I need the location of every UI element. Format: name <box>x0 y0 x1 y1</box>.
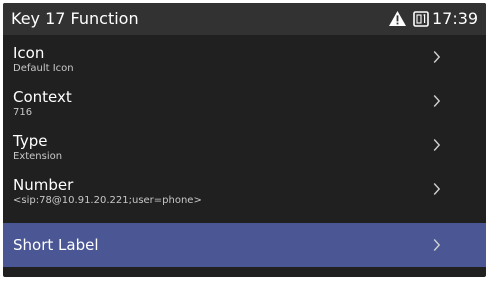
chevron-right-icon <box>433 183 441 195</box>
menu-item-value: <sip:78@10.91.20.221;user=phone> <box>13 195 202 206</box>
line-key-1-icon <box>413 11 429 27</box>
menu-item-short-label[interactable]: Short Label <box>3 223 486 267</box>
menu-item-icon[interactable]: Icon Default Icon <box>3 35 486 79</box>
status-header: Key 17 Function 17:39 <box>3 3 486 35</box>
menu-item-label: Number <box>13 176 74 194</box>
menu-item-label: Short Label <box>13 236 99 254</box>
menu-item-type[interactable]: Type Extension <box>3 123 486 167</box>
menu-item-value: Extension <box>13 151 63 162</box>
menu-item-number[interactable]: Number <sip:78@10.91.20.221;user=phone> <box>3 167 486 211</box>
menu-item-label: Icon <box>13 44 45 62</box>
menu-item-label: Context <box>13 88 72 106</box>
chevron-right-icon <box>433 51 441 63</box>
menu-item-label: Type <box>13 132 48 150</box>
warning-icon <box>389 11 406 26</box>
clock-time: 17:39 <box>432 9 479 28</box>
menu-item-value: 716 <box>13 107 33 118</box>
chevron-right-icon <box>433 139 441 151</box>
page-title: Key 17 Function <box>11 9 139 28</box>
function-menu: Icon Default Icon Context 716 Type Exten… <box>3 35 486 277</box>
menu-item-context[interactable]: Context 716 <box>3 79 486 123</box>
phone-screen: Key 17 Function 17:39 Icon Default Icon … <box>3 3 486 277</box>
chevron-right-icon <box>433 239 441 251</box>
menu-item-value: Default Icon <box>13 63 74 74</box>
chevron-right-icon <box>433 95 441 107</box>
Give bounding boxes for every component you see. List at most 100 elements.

--

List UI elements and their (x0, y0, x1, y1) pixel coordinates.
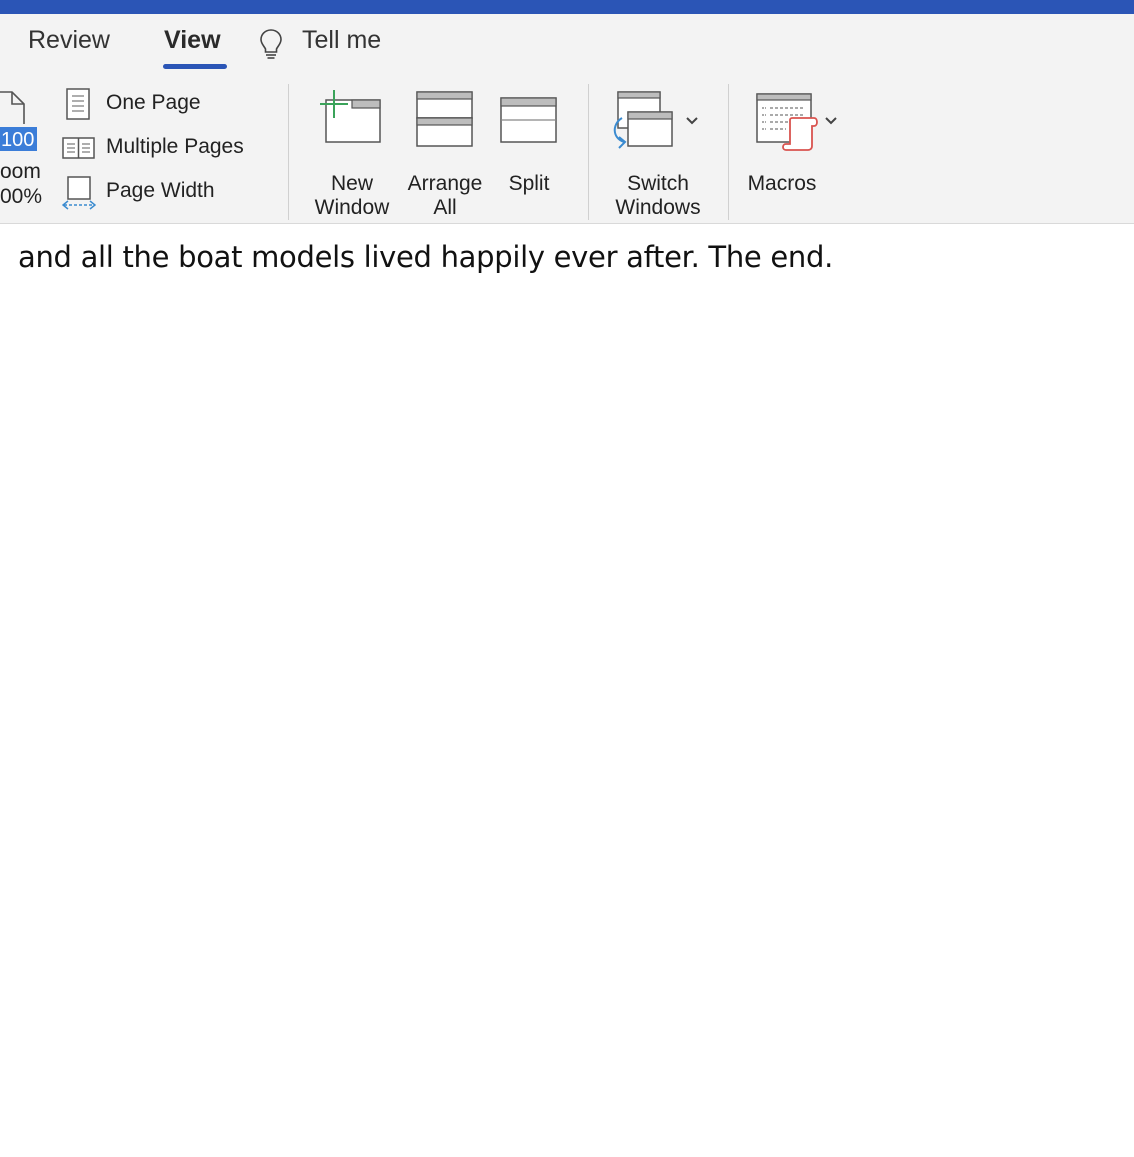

- [Task directions] Quote the items from the line with "I need the location" up to and including the line with "Give bounding boxes", leaving the pictures out of your answer.

- [Written solution]
I need the location of every UI element. Format: name <box>x0 y0 x1 y1</box>.
chevron-right-icon <box>433 183 441 195</box>
menu-item-value: <sip:78@10.91.20.221;user=phone> <box>13 195 202 206</box>
line-key-1-icon <box>413 11 429 27</box>
menu-item-short-label[interactable]: Short Label <box>3 223 486 267</box>
menu-item-icon[interactable]: Icon Default Icon <box>3 35 486 79</box>
status-header: Key 17 Function 17:39 <box>3 3 486 35</box>
menu-item-label: Number <box>13 176 74 194</box>
menu-item-label: Short Label <box>13 236 99 254</box>
menu-item-type[interactable]: Type Extension <box>3 123 486 167</box>
menu-item-value: Extension <box>13 151 63 162</box>
menu-item-number[interactable]: Number <sip:78@10.91.20.221;user=phone> <box>3 167 486 211</box>
menu-item-label: Icon <box>13 44 45 62</box>
menu-item-label: Context <box>13 88 72 106</box>
chevron-right-icon <box>433 51 441 63</box>
menu-item-label: Type <box>13 132 48 150</box>
warning-icon <box>389 11 406 26</box>
clock-time: 17:39 <box>432 9 479 28</box>
menu-item-value: 716 <box>13 107 33 118</box>
chevron-right-icon <box>433 139 441 151</box>
page-title: Key 17 Function <box>11 9 139 28</box>
function-menu: Icon Default Icon Context 716 Type Exten… <box>3 35 486 277</box>
menu-item-context[interactable]: Context 716 <box>3 79 486 123</box>
phone-screen: Key 17 Function 17:39 Icon Default Icon … <box>3 3 486 277</box>
chevron-right-icon <box>433 239 441 251</box>
menu-item-value: Default Icon <box>13 63 74 74</box>
chevron-right-icon <box>433 95 441 107</box>
Give bounding boxes for every component you see. List at most 100 elements.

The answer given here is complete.